* START MATERIAL FOR THE TASK *

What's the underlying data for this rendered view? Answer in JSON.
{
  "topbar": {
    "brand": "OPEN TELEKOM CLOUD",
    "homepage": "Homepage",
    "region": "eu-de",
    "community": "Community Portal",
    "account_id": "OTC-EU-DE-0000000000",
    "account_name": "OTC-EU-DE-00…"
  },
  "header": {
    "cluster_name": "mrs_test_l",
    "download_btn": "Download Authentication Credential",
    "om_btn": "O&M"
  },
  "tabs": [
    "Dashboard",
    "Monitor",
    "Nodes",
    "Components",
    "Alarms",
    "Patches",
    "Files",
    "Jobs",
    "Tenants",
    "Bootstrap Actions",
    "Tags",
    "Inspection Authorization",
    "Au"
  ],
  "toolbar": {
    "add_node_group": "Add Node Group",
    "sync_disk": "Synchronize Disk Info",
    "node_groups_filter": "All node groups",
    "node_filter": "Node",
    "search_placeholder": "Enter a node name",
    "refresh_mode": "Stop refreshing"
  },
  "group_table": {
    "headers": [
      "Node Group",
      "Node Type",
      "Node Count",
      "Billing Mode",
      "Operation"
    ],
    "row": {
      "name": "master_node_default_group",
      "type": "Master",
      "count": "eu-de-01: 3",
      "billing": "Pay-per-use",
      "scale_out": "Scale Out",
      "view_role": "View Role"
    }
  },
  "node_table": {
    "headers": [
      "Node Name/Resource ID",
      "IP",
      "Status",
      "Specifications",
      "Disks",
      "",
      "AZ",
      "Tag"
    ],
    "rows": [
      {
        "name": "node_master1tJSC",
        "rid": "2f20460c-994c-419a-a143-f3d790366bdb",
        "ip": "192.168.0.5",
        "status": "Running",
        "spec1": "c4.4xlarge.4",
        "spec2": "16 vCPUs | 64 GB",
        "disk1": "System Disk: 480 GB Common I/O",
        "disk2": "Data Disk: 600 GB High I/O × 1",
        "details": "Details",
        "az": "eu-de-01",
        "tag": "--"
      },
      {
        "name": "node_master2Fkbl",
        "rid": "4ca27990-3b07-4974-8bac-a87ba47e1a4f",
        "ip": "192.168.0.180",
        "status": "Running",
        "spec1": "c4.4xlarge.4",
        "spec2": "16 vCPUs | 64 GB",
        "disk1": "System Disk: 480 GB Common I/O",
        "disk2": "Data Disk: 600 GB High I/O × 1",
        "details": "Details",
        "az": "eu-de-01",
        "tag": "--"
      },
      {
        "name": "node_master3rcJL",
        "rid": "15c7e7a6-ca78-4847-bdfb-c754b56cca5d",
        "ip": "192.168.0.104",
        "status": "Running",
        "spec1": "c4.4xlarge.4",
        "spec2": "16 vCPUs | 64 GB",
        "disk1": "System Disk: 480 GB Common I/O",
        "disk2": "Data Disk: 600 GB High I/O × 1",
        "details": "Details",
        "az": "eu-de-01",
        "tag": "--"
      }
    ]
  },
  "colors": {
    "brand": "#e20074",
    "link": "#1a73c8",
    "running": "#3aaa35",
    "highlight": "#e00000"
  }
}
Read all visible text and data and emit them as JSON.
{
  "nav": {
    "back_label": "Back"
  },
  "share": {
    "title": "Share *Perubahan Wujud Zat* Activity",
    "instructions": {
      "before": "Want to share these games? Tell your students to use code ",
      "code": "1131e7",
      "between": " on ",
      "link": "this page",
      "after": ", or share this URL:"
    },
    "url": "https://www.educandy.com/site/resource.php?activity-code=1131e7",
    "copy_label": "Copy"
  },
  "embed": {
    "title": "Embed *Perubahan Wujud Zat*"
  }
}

* END MATERIAL FOR THE TASK *

**EXERCISE DESCRIPTION:** Where a line above includes "code", copy that line.

**COMPLETED TASK:**
      "before": "Want to share these games? Tell your students to use code ",
      "code": "1131e7",
    "url": "https://www.educandy.com/site/resource.php?activity-code=1131e7",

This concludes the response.